# And Now Let's Talk MPG -- Expedition vs. Explorer



## Hooked (Oct 15, 2004)

Daughter is in the market for a replacement for her '94 Explorer and was looking at a newer model Explorer. However, she's come across a nice Expedition at a decent price so I'm interested in your real life experience if you have either one of these vehicles. The Expedition has the small 4.6L V8 and I would expect an Explorer would have a similar engine these days so should she see MPG in the same range? The person with the Expedition claims 16-18 which sounds about right to me for that size vehicle. I'm thinking maybe a couple MPG better but nothing dramatic. Appreciate your thoughts/comments.


----------



## Old Whaler (Sep 6, 2005)

We have a 03 Eddie Bauer Expedition with a 5.4. I run synthetic oil and BG 44K every 6k or so and still only get 14.5. I thought it would get closer to 16-18. I have friends with Surbubans who get better mileage. We've been very unhappy with it. I'd stay away from Ford and look real hard at the Nissan Pathfinder or Armada. There's a reason their stock is at $8.00 share. **** poor quality IMO


----------



## RKJ (Oct 4, 2005)

I have a '01 Expedition with the 4.6L and consistently get 16-18 mpg. Pretty strong engine nand has been been very reliable.


----------



## libertyFF (Jul 29, 2007)

2000 Ford Expedition with 5.4 liter. 

I get 15mpg mixed driving w/ no trailer, and 8.4mpg pulling my pontoon.

Only problem I have had is the ignition coils. Aprox 55.00 each. I've replaced 4.
Good family vehicle.


----------



## libertyFF (Jul 29, 2007)

added to above post:
Mother in law has an '03 explorer with the V6. She gets 16-18mpg. 
No problems with it.


----------



## Argo (May 21, 2004)

I have an escalade and get about 17mpg mixed driving, my dodge diesel that I also curently have gets about 18 mpg........ I had an expedition 5.4L before my dodge diesel and got 12.5mpg mixed driving. I woul dnever get another ford again.

**DATA**
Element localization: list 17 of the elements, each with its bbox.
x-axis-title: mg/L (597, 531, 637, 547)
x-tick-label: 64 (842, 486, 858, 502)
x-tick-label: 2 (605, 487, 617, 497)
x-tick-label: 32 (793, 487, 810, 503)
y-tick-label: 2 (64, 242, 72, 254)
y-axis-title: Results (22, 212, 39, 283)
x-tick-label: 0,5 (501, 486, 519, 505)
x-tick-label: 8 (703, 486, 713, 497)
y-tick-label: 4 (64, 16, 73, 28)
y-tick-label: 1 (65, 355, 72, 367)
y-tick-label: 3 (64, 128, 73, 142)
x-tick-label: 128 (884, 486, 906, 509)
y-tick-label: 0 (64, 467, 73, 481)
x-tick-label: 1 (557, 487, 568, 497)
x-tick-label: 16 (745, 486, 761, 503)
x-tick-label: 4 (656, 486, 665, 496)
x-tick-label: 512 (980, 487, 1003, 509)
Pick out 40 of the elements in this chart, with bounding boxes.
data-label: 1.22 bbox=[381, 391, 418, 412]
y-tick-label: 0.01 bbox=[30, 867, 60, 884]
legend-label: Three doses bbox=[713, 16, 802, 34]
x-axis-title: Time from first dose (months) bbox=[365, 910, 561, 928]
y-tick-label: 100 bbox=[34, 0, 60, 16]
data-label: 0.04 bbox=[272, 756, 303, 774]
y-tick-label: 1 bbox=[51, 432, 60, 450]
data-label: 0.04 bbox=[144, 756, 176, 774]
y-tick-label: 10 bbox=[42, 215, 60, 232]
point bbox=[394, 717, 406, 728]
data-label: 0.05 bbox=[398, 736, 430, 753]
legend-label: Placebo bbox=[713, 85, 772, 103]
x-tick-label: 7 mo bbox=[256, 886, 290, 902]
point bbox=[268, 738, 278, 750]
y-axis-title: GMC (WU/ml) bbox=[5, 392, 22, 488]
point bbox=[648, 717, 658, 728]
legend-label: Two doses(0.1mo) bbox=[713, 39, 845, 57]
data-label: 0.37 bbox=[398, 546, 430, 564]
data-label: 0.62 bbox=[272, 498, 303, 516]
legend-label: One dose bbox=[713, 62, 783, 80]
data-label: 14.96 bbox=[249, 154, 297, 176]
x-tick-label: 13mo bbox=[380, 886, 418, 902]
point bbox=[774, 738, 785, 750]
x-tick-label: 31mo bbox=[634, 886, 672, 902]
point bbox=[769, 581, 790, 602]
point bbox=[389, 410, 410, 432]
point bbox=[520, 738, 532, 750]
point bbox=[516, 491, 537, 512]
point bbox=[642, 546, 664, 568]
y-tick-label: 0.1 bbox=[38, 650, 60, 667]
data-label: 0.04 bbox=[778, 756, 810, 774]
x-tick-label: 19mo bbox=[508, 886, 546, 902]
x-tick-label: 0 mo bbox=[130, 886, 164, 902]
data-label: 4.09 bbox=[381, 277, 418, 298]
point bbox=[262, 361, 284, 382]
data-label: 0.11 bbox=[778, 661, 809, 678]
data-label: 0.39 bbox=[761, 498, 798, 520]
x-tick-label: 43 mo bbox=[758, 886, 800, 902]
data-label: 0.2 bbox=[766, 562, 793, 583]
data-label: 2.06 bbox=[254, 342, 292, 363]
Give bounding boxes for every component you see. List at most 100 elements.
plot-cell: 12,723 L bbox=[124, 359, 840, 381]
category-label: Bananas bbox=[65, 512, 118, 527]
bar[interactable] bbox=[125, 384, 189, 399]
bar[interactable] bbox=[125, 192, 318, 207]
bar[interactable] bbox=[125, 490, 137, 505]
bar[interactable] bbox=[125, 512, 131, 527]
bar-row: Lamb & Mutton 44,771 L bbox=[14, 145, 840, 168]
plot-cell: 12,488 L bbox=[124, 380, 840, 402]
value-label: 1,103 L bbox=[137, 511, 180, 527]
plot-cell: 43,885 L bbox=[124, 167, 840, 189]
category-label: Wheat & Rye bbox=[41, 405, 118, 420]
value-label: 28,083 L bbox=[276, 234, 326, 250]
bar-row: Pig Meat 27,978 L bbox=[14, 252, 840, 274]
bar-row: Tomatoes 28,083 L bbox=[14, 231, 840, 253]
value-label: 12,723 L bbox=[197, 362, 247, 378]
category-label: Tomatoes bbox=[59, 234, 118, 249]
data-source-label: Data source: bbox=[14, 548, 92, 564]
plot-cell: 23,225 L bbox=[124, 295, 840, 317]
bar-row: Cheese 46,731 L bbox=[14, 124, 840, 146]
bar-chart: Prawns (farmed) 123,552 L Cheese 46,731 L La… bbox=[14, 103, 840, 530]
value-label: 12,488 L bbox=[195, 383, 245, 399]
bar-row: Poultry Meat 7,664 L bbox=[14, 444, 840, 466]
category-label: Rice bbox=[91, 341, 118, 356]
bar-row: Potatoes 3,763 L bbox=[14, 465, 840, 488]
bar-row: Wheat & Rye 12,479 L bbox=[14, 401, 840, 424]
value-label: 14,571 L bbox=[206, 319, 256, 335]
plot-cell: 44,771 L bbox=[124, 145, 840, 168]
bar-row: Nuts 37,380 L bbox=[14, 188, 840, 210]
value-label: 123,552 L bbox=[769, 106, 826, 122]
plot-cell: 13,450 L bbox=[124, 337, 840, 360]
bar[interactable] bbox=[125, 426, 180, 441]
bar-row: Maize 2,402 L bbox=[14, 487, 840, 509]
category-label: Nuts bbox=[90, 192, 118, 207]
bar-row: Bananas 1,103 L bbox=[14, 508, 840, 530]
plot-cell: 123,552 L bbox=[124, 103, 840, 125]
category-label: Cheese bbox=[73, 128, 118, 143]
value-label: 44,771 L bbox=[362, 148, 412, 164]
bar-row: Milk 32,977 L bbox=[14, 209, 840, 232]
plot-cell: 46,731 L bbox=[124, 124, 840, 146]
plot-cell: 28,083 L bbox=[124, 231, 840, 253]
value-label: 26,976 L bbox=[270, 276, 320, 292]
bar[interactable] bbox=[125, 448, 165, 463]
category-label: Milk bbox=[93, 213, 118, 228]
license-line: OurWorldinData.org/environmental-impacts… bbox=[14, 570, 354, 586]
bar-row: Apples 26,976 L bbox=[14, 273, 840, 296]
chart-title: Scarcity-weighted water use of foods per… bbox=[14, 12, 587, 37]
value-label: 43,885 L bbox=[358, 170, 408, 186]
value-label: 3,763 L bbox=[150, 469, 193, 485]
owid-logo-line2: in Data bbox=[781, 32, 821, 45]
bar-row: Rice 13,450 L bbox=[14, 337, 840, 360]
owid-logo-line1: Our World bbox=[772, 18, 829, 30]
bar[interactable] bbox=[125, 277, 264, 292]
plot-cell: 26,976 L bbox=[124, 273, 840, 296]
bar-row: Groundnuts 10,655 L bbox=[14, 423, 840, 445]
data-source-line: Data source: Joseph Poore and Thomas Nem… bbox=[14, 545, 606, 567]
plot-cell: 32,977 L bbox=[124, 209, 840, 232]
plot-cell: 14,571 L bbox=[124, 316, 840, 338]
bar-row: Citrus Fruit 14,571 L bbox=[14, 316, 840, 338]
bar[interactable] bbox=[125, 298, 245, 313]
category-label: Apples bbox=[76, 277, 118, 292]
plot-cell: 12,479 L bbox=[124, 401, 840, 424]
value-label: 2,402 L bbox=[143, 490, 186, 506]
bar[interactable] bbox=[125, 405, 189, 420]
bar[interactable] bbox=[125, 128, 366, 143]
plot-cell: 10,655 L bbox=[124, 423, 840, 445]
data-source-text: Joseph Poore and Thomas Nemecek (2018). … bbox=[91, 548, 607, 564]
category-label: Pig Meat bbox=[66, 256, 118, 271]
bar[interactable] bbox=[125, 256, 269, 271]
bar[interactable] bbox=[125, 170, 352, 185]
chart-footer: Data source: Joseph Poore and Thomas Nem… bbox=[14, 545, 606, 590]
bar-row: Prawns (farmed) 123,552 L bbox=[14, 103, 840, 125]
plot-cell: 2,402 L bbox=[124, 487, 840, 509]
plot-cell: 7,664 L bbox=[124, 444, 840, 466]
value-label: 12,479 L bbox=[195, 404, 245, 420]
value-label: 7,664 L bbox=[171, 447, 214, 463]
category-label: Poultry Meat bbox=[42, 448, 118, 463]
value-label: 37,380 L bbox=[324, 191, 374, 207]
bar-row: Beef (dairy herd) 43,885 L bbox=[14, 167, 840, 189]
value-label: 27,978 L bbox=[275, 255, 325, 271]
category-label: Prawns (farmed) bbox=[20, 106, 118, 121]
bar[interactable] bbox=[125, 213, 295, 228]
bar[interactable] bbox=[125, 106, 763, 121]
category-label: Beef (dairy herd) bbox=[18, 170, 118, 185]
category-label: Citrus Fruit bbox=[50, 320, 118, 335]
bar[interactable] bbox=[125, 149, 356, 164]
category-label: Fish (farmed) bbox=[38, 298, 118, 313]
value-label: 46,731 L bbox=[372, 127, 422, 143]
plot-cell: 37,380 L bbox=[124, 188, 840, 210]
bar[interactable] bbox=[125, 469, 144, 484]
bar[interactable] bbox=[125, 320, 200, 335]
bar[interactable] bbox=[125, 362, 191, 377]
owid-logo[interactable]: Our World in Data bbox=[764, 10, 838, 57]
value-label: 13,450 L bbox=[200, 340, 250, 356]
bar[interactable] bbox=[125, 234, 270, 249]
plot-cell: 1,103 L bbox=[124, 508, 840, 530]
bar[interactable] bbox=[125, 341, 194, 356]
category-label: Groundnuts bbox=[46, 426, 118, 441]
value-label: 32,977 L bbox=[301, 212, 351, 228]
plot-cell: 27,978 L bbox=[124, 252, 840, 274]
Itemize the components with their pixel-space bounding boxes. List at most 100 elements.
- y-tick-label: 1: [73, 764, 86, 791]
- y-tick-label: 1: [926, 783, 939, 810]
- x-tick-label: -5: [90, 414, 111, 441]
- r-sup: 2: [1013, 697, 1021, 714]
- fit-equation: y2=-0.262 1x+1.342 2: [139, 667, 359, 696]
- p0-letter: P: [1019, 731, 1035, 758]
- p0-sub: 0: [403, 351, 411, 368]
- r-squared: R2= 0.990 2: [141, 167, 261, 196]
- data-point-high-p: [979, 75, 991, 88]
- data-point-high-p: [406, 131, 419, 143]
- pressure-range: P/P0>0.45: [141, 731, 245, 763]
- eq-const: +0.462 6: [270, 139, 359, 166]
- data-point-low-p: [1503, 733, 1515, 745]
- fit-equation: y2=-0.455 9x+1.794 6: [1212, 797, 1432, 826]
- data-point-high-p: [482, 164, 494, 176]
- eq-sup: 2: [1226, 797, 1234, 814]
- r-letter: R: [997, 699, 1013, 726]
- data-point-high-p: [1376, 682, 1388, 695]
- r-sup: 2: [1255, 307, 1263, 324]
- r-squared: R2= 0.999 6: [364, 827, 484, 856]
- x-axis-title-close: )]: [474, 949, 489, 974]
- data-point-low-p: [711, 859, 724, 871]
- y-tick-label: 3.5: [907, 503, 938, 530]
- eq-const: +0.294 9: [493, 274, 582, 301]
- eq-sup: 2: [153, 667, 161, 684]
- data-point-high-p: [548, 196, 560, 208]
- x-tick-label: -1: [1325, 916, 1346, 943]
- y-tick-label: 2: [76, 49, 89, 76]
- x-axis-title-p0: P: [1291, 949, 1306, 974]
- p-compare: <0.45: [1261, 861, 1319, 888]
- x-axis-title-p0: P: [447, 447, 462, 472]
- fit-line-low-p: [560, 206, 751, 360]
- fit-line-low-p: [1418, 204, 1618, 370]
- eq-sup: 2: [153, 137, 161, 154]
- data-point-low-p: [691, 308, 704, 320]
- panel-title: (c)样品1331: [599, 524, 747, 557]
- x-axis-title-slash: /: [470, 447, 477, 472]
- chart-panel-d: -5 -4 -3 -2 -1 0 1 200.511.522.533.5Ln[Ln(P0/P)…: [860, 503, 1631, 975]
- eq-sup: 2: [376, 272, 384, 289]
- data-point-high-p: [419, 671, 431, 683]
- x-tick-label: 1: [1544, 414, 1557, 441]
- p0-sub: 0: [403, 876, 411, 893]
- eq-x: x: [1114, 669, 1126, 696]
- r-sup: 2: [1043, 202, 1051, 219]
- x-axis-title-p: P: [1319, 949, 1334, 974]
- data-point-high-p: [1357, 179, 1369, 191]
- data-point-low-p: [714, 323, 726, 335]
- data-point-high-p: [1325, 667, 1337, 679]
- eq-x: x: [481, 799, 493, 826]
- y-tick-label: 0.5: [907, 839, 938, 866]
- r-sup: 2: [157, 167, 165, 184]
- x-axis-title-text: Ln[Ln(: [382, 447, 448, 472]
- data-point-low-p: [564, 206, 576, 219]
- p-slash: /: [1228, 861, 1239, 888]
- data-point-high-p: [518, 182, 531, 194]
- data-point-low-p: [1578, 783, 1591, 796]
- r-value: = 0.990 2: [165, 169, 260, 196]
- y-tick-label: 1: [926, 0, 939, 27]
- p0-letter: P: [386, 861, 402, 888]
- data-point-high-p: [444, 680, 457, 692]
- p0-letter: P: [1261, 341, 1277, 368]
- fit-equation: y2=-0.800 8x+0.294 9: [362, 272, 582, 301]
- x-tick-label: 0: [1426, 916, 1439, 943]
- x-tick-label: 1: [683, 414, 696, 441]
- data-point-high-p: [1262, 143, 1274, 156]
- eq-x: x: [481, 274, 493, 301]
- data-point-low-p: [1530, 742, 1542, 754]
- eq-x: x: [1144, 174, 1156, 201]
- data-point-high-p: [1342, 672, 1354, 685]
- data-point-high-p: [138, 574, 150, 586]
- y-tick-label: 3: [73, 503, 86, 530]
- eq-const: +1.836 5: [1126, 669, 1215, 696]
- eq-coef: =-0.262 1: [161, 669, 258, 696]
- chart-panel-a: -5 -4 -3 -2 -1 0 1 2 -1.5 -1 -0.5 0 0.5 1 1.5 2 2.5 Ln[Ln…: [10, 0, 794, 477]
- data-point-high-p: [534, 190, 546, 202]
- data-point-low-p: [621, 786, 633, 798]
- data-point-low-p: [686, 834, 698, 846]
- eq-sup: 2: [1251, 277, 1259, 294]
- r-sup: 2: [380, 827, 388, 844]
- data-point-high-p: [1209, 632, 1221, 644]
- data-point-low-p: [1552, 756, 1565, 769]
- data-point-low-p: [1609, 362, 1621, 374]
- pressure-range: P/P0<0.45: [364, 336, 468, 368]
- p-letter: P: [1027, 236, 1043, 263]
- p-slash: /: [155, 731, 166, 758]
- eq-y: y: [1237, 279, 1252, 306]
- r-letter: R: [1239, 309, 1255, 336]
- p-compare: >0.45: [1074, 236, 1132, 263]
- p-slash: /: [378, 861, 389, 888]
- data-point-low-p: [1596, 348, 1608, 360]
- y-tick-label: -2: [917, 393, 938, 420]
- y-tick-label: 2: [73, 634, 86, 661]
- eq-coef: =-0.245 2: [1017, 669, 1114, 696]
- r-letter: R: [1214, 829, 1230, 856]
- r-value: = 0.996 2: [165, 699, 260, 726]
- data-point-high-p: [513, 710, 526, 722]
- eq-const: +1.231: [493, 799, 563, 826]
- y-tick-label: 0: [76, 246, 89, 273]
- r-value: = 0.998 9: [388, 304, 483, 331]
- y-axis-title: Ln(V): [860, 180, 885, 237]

**BRIEF**
Extract the part of the Expedition and Explorer mileage thread between "I get 15mpg" and "Good family vehicle.", inclusive.

**RESPONSE TO THE EXERCISE**
I get 15mpg mixed driving w/ no trailer, and 8.4mpg pulling my pontoon.

Only problem I have had is the ignition coils. Aprox 55.00 each. I've replaced 4.
Good family vehicle.